# Work to do
Records follow. Pull out every line that contains "this".

--- begin ---

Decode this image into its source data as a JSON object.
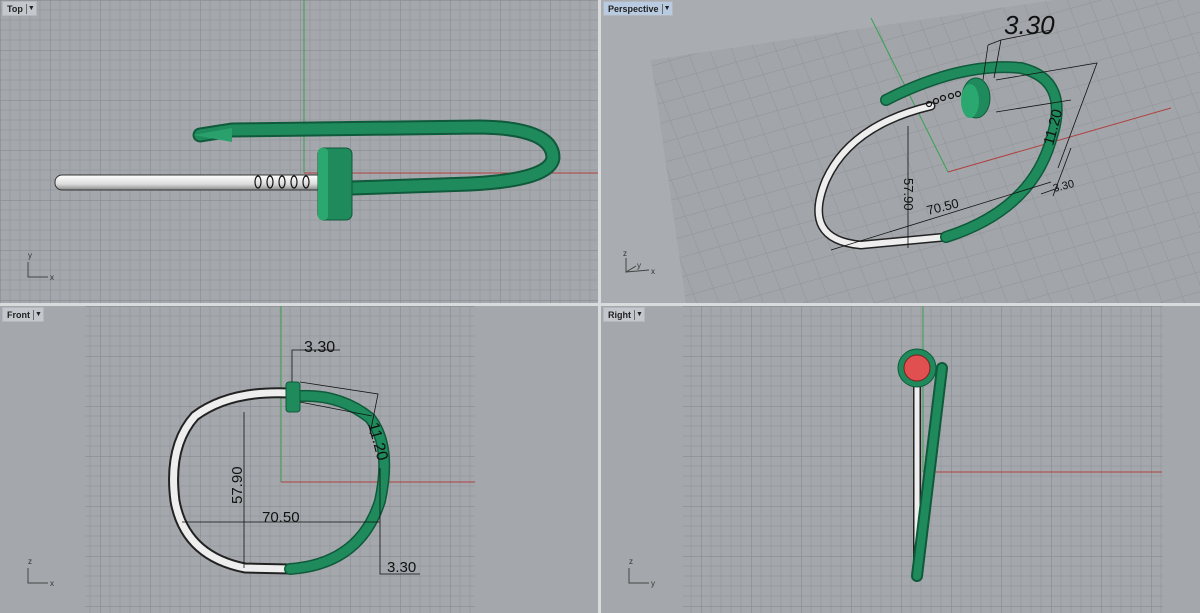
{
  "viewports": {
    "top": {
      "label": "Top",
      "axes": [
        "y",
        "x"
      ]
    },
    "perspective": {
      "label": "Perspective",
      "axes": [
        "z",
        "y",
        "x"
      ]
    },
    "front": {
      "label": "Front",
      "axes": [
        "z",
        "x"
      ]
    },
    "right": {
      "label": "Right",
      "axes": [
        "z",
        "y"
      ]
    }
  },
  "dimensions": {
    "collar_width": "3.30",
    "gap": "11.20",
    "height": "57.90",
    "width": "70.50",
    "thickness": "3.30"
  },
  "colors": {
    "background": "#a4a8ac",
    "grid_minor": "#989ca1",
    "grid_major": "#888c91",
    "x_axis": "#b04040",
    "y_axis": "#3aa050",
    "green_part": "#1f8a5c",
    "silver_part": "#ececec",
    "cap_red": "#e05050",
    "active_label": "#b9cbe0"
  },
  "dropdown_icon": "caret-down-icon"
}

--- end ---
--- begin ---

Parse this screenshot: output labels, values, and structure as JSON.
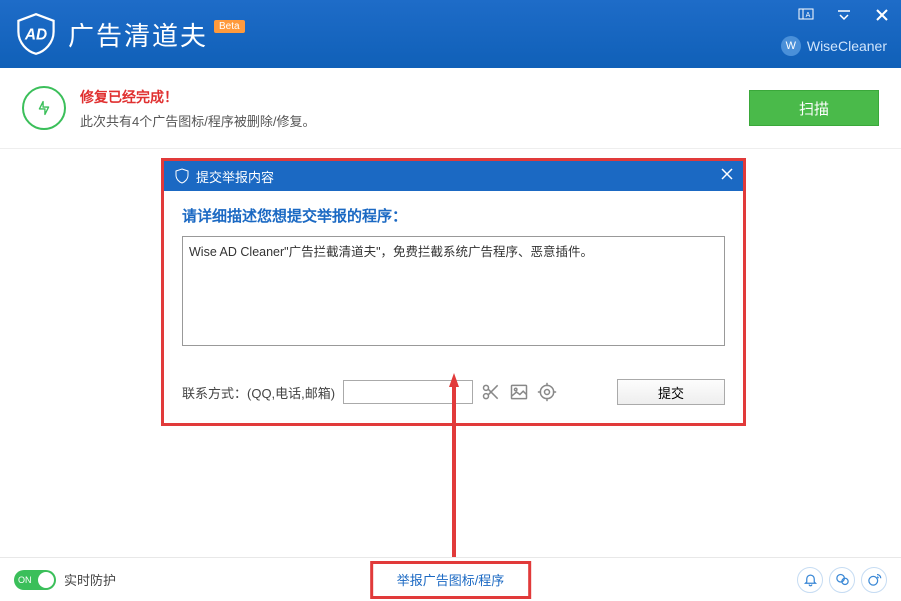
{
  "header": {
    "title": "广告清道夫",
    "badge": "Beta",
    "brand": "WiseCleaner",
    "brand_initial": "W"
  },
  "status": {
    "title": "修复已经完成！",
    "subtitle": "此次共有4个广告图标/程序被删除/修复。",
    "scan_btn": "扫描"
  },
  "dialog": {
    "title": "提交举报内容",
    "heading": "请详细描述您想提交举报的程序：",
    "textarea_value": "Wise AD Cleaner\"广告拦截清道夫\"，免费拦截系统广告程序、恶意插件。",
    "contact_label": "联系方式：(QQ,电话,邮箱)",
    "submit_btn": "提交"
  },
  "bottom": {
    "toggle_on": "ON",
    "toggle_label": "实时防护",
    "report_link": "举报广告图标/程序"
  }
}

--- end ---

# Result of the exercise
Decode this image into its source data as a JSON object.
Parse this screenshot: output labels, values, and structure as JSON.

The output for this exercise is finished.